■ Instructions for the task
Reproduce the entries in full, with no changes.

■ Dataset items
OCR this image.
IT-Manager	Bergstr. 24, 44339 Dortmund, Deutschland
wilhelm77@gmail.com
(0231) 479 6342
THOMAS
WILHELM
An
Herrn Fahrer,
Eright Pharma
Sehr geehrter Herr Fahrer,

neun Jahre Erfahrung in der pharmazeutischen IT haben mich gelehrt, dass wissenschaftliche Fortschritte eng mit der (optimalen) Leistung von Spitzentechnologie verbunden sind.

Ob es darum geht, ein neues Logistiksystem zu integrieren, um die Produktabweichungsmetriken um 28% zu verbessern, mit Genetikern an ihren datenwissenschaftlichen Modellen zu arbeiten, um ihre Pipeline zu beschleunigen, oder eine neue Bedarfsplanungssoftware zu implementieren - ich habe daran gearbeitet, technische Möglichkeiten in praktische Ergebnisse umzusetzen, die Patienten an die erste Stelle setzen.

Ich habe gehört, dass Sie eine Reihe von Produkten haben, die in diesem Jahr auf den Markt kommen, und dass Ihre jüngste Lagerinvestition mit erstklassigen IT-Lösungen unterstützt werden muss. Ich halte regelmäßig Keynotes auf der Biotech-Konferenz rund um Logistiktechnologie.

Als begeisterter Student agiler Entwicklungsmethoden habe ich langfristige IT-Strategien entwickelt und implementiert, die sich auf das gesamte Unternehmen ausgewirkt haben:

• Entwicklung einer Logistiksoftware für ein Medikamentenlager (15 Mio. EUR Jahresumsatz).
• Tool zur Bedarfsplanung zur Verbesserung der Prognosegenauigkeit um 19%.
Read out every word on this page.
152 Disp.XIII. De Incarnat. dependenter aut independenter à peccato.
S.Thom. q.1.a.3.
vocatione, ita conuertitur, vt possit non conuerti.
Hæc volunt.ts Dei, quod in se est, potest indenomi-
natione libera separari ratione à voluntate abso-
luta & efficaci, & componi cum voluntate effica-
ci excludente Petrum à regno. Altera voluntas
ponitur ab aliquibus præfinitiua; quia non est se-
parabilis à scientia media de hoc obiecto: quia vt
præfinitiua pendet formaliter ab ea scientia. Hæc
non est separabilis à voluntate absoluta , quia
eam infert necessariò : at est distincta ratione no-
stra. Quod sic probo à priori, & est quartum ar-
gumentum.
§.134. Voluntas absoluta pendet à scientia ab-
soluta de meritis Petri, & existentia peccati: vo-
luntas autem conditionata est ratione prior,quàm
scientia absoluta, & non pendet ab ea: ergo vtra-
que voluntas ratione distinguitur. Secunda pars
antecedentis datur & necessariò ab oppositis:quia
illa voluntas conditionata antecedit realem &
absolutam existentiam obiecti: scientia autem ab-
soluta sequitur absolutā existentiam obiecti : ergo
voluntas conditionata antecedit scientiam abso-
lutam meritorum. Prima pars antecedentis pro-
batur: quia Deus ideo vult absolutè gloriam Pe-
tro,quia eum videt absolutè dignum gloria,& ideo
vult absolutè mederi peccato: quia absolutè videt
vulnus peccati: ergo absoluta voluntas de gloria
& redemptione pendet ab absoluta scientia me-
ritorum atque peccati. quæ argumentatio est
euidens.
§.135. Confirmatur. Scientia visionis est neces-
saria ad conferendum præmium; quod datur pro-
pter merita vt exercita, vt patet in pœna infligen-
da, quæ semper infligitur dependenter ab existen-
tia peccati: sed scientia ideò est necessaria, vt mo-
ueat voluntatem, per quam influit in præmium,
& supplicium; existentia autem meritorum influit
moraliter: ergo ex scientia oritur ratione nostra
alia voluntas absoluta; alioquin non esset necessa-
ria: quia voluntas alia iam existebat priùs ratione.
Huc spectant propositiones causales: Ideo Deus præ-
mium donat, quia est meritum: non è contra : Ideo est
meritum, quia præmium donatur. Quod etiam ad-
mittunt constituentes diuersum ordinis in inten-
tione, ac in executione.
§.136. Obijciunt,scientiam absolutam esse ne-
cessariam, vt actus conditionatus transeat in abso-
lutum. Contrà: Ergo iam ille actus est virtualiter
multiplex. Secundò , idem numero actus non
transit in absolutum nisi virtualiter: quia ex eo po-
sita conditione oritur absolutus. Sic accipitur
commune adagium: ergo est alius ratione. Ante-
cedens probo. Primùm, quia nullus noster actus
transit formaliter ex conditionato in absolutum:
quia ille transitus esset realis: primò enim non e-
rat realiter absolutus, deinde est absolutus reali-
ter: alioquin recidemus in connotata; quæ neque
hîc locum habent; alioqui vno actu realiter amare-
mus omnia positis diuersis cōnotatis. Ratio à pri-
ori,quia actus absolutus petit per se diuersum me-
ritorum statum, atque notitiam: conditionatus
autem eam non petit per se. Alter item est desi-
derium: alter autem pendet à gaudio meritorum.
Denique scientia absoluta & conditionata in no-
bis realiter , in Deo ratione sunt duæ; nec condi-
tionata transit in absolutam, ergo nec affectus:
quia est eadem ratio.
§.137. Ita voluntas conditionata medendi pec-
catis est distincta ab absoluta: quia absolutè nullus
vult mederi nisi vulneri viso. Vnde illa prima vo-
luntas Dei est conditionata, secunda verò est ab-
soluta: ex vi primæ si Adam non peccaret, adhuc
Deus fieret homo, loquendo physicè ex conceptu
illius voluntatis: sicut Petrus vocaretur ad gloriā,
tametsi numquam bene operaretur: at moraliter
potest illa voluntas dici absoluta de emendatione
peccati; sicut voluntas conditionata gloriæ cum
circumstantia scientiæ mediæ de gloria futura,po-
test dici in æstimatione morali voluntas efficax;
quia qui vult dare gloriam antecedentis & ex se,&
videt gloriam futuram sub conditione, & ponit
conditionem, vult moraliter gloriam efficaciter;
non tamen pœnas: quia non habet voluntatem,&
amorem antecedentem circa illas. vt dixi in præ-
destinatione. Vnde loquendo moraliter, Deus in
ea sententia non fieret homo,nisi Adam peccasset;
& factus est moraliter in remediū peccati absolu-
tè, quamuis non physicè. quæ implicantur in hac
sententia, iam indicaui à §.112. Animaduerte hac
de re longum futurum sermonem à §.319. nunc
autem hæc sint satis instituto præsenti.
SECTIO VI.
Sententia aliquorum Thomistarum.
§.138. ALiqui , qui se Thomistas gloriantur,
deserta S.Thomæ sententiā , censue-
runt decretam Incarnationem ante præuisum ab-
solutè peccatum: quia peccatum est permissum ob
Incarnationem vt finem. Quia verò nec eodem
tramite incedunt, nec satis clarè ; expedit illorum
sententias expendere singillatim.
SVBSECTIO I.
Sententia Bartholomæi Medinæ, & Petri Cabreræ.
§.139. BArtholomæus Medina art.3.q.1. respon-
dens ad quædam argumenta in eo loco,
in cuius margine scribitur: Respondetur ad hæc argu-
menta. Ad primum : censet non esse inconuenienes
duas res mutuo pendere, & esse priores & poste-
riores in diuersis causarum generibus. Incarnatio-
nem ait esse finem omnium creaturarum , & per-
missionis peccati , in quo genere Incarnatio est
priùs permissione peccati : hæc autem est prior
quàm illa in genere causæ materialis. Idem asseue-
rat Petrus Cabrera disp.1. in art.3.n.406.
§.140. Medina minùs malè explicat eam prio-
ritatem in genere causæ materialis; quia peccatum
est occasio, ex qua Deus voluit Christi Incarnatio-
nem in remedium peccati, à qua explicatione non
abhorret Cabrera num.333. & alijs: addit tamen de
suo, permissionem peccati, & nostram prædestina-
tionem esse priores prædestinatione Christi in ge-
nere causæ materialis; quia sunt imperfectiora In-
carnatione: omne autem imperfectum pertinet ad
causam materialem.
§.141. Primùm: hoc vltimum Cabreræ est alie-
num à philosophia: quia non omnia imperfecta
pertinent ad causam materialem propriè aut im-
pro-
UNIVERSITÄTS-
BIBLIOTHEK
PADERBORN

■ Expected answer
OCR this image.
IT-Manager	Bergstr. 24, 44339 Dortmund, Deutschland
wilhelm77@gmail.com
(0231) 479 6342
THOMAS
WILHELM
An
Herrn Fahrer,
Eright Pharma
Sehr geehrter Herr Fahrer,

neun Jahre Erfahrung in der pharmazeutischen IT haben mich gelehrt, dass wissenschaftliche Fortschritte eng mit der (optimalen) Leistung von Spitzentechnologie verbunden sind.

Ob es darum geht, ein neues Logistiksystem zu integrieren, um die Produktabweichungsmetriken um 28% zu verbessern, mit Genetikern an ihren datenwissenschaftlichen Modellen zu arbeiten, um ihre Pipeline zu beschleunigen, oder eine neue Bedarfsplanungssoftware zu implementieren - ich habe daran gearbeitet, technische Möglichkeiten in praktische Ergebnisse umzusetzen, die Patienten an die erste Stelle setzen.

Ich habe gehört, dass Sie eine Reihe von Produkten haben, die in diesem Jahr auf den Markt kommen, und dass Ihre jüngste Lagerinvestition mit erstklassigen IT-Lösungen unterstützt werden muss. Ich halte regelmäßig Keynotes auf der Biotech-Konferenz rund um Logistiktechnologie.

Als begeisterter Student agiler Entwicklungsmethoden habe ich langfristige IT-Strategien entwickelt und implementiert, die sich auf das gesamte Unternehmen ausgewirkt haben:

• Entwicklung einer Logistiksoftware für ein Medikamentenlager (15 Mio. EUR Jahresumsatz).
• Tool zur Bedarfsplanung zur Verbesserung der Prognosegenauigkeit um 19%.
Read out every word on this page.
152 Disp.XIII. De Incarnat. dependenter aut independenter à peccato.
S.Thom. q.1.a.3.
vocatione, ita conuertitur, vt possit non conuerti.
Hæc volunt.ts Dei, quod in se est, potest indenomi-
natione libera separari ratione à voluntate abso-
luta & efficaci, & componi cum voluntate effica-
ci excludente Petrum à regno. Altera voluntas
ponitur ab aliquibus præfinitiua; quia non est se-
parabilis à scientia media de hoc obiecto: quia vt
præfinitiua pendet formaliter ab ea scientia. Hæc
non est separabilis à voluntate absoluta , quia
eam infert necessariò : at est distincta ratione no-
stra. Quod sic probo à priori, & est quartum ar-
gumentum.
§.134. Voluntas absoluta pendet à scientia ab-
soluta de meritis Petri, & existentia peccati: vo-
luntas autem conditionata est ratione prior,quàm
scientia absoluta, & non pendet ab ea: ergo vtra-
que voluntas ratione distinguitur. Secunda pars
antecedentis datur & necessariò ab oppositis:quia
illa voluntas conditionata antecedit realem &
absolutam existentiam obiecti: scientia autem ab-
soluta sequitur absolutā existentiam obiecti : ergo
voluntas conditionata antecedit scientiam abso-
lutam meritorum. Prima pars antecedentis pro-
batur: quia Deus ideo vult absolutè gloriam Pe-
tro,quia eum videt absolutè dignum gloria,& ideo
vult absolutè mederi peccato: quia absolutè videt
vulnus peccati: ergo absoluta voluntas de gloria
& redemptione pendet ab absoluta scientia me-
ritorum atque peccati. quæ argumentatio est
euidens.
§.135. Confirmatur. Scientia visionis est neces-
saria ad conferendum præmium; quod datur pro-
pter merita vt exercita, vt patet in pœna infligen-
da, quæ semper infligitur dependenter ab existen-
tia peccati: sed scientia ideò est necessaria, vt mo-
ueat voluntatem, per quam influit in præmium,
& supplicium; existentia autem meritorum influit
moraliter: ergo ex scientia oritur ratione nostra
alia voluntas absoluta; alioquin non esset necessa-
ria: quia voluntas alia iam existebat priùs ratione.
Huc spectant propositiones causales: Ideo Deus præ-
mium donat, quia est meritum: non è contra : Ideo est
meritum, quia præmium donatur. Quod etiam ad-
mittunt constituentes diuersum ordinis in inten-
tione, ac in executione.
§.136. Obijciunt,scientiam absolutam esse ne-
cessariam, vt actus conditionatus transeat in abso-
lutum. Contrà: Ergo iam ille actus est virtualiter
multiplex. Secundò , idem numero actus non
transit in absolutum nisi virtualiter: quia ex eo po-
sita conditione oritur absolutus. Sic accipitur
commune adagium: ergo est alius ratione. Ante-
cedens probo. Primùm, quia nullus noster actus
transit formaliter ex conditionato in absolutum:
quia ille transitus esset realis: primò enim non e-
rat realiter absolutus, deinde est absolutus reali-
ter: alioquin recidemus in connotata; quæ neque
hîc locum habent; alioqui vno actu realiter amare-
mus omnia positis diuersis cōnotatis. Ratio à pri-
ori,quia actus absolutus petit per se diuersum me-
ritorum statum, atque notitiam: conditionatus
autem eam non petit per se. Alter item est desi-
derium: alter autem pendet à gaudio meritorum.
Denique scientia absoluta & conditionata in no-
bis realiter , in Deo ratione sunt duæ; nec condi-
tionata transit in absolutam, ergo nec affectus:
quia est eadem ratio.
§.137. Ita voluntas conditionata medendi pec-
catis est distincta ab absoluta: quia absolutè nullus
vult mederi nisi vulneri viso. Vnde illa prima vo-
luntas Dei est conditionata, secunda verò est ab-
soluta: ex vi primæ si Adam non peccaret, adhuc
Deus fieret homo, loquendo physicè ex conceptu
illius voluntatis: sicut Petrus vocaretur ad gloriā,
tametsi numquam bene operaretur: at moraliter
potest illa voluntas dici absoluta de emendatione
peccati; sicut voluntas conditionata gloriæ cum
circumstantia scientiæ mediæ de gloria futura,po-
test dici in æstimatione morali voluntas efficax;
quia qui vult dare gloriam antecedentis & ex se,&
videt gloriam futuram sub conditione, & ponit
conditionem, vult moraliter gloriam efficaciter;
non tamen pœnas: quia non habet voluntatem,&
amorem antecedentem circa illas. vt dixi in præ-
destinatione. Vnde loquendo moraliter, Deus in
ea sententia non fieret homo,nisi Adam peccasset;
& factus est moraliter in remediū peccati absolu-
tè, quamuis non physicè. quæ implicantur in hac
sententia, iam indicaui à §.112. Animaduerte hac
de re longum futurum sermonem à §.319. nunc
autem hæc sint satis instituto præsenti.
SECTIO VI.
Sententia aliquorum Thomistarum.
§.138. ALiqui , qui se Thomistas gloriantur,
deserta S.Thomæ sententiā , censue-
runt decretam Incarnationem ante præuisum ab-
solutè peccatum: quia peccatum est permissum ob
Incarnationem vt finem. Quia verò nec eodem
tramite incedunt, nec satis clarè ; expedit illorum
sententias expendere singillatim.
SVBSECTIO I.
Sententia Bartholomæi Medinæ, & Petri Cabreræ.
§.139. BArtholomæus Medina art.3.q.1. respon-
dens ad quædam argumenta in eo loco,
in cuius margine scribitur: Respondetur ad hæc argu-
menta. Ad primum : censet non esse inconuenienes
duas res mutuo pendere, & esse priores & poste-
riores in diuersis causarum generibus. Incarnatio-
nem ait esse finem omnium creaturarum , & per-
missionis peccati , in quo genere Incarnatio est
priùs permissione peccati : hæc autem est prior
quàm illa in genere causæ materialis. Idem asseue-
rat Petrus Cabrera disp.1. in art.3.n.406.
§.140. Medina minùs malè explicat eam prio-
ritatem in genere causæ materialis; quia peccatum
est occasio, ex qua Deus voluit Christi Incarnatio-
nem in remedium peccati, à qua explicatione non
abhorret Cabrera num.333. & alijs: addit tamen de
suo, permissionem peccati, & nostram prædestina-
tionem esse priores prædestinatione Christi in ge-
nere causæ materialis; quia sunt imperfectiora In-
carnatione: omne autem imperfectum pertinet ad
causam materialem.
§.141. Primùm: hoc vltimum Cabreræ est alie-
num à philosophia: quia non omnia imperfecta
pertinent ad causam materialem propriè aut im-
pro-
UNIVERSITÄTS-
BIBLIOTHEK
PADERBORN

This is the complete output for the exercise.